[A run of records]
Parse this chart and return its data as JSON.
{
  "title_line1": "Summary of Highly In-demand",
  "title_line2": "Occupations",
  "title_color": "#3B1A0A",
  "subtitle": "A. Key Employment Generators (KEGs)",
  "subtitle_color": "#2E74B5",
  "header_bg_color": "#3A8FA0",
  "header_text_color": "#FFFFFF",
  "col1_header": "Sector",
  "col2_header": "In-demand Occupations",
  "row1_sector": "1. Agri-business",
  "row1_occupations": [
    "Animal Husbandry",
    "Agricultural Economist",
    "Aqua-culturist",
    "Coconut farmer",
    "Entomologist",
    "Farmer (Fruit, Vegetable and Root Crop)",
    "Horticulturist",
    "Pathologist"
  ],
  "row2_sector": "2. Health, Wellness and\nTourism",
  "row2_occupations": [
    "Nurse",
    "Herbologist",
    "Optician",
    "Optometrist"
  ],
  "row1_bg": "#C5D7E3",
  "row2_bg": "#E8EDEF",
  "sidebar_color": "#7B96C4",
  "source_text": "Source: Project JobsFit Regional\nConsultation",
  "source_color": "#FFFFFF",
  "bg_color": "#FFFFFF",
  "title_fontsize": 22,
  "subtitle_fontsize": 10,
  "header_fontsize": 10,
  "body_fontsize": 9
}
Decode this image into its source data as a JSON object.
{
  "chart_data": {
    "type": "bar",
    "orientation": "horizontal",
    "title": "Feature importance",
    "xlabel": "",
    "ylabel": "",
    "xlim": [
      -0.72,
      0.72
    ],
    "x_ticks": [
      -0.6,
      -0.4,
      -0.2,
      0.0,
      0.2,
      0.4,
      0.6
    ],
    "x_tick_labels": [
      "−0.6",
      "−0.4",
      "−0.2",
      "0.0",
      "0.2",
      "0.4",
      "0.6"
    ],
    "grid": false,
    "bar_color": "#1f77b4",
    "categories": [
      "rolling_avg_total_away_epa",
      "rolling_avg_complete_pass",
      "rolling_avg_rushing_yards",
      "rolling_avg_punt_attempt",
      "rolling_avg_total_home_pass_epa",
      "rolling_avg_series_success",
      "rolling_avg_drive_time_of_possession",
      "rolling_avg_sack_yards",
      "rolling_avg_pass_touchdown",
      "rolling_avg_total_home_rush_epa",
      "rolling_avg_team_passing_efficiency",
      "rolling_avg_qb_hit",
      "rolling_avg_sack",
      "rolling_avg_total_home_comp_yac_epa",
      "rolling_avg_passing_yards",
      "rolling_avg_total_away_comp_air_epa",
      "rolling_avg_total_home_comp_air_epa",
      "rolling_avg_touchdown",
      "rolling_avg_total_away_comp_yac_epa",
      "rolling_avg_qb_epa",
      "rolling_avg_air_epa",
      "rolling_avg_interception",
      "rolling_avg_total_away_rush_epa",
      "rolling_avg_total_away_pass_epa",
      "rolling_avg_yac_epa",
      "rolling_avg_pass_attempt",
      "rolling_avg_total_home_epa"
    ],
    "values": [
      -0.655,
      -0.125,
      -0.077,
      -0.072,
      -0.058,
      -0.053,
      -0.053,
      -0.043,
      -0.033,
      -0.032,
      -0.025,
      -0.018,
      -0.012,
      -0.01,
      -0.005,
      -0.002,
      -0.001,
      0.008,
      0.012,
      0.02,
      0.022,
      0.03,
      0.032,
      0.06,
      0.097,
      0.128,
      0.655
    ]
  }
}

#### What is required:
Retype the data in full and match it exactly.

#### Output for this task:
Parse this chart and return its data as JSON.
{
  "title_line1": "Summary of Highly In-demand",
  "title_line2": "Occupations",
  "title_color": "#3B1A0A",
  "subtitle": "A. Key Employment Generators (KEGs)",
  "subtitle_color": "#2E74B5",
  "header_bg_color": "#3A8FA0",
  "header_text_color": "#FFFFFF",
  "col1_header": "Sector",
  "col2_header": "In-demand Occupations",
  "row1_sector": "1. Agri-business",
  "row1_occupations": [
    "Animal Husbandry",
    "Agricultural Economist",
    "Aqua-culturist",
    "Coconut farmer",
    "Entomologist",
    "Farmer (Fruit, Vegetable and Root Crop)",
    "Horticulturist",
    "Pathologist"
  ],
  "row2_sector": "2. Health, Wellness and\nTourism",
  "row2_occupations": [
    "Nurse",
    "Herbologist",
    "Optician",
    "Optometrist"
  ],
  "row1_bg": "#C5D7E3",
  "row2_bg": "#E8EDEF",
  "sidebar_color": "#7B96C4",
  "source_text": "Source: Project JobsFit Regional\nConsultation",
  "source_color": "#FFFFFF",
  "bg_color": "#FFFFFF",
  "title_fontsize": 22,
  "subtitle_fontsize": 10,
  "header_fontsize": 10,
  "body_fontsize": 9
}
Decode this image into its source data as a JSON object.
{
  "chart_data": {
    "type": "bar",
    "orientation": "horizontal",
    "title": "Feature importance",
    "xlabel": "",
    "ylabel": "",
    "xlim": [
      -0.72,
      0.72
    ],
    "x_ticks": [
      -0.6,
      -0.4,
      -0.2,
      0.0,
      0.2,
      0.4,
      0.6
    ],
    "x_tick_labels": [
      "−0.6",
      "−0.4",
      "−0.2",
      "0.0",
      "0.2",
      "0.4",
      "0.6"
    ],
    "grid": false,
    "bar_color": "#1f77b4",
    "categories": [
      "rolling_avg_total_away_epa",
      "rolling_avg_complete_pass",
      "rolling_avg_rushing_yards",
      "rolling_avg_punt_attempt",
      "rolling_avg_total_home_pass_epa",
      "rolling_avg_series_success",
      "rolling_avg_drive_time_of_possession",
      "rolling_avg_sack_yards",
      "rolling_avg_pass_touchdown",
      "rolling_avg_total_home_rush_epa",
      "rolling_avg_team_passing_efficiency",
      "rolling_avg_qb_hit",
      "rolling_avg_sack",
      "rolling_avg_total_home_comp_yac_epa",
      "rolling_avg_passing_yards",
      "rolling_avg_total_away_comp_air_epa",
      "rolling_avg_total_home_comp_air_epa",
      "rolling_avg_touchdown",
      "rolling_avg_total_away_comp_yac_epa",
      "rolling_avg_qb_epa",
      "rolling_avg_air_epa",
      "rolling_avg_interception",
      "rolling_avg_total_away_rush_epa",
      "rolling_avg_total_away_pass_epa",
      "rolling_avg_yac_epa",
      "rolling_avg_pass_attempt",
      "rolling_avg_total_home_epa"
    ],
    "values": [
      -0.655,
      -0.125,
      -0.077,
      -0.072,
      -0.058,
      -0.053,
      -0.053,
      -0.043,
      -0.033,
      -0.032,
      -0.025,
      -0.018,
      -0.012,
      -0.01,
      -0.005,
      -0.002,
      -0.001,
      0.008,
      0.012,
      0.02,
      0.022,
      0.03,
      0.032,
      0.06,
      0.097,
      0.128,
      0.655
    ]
  }
}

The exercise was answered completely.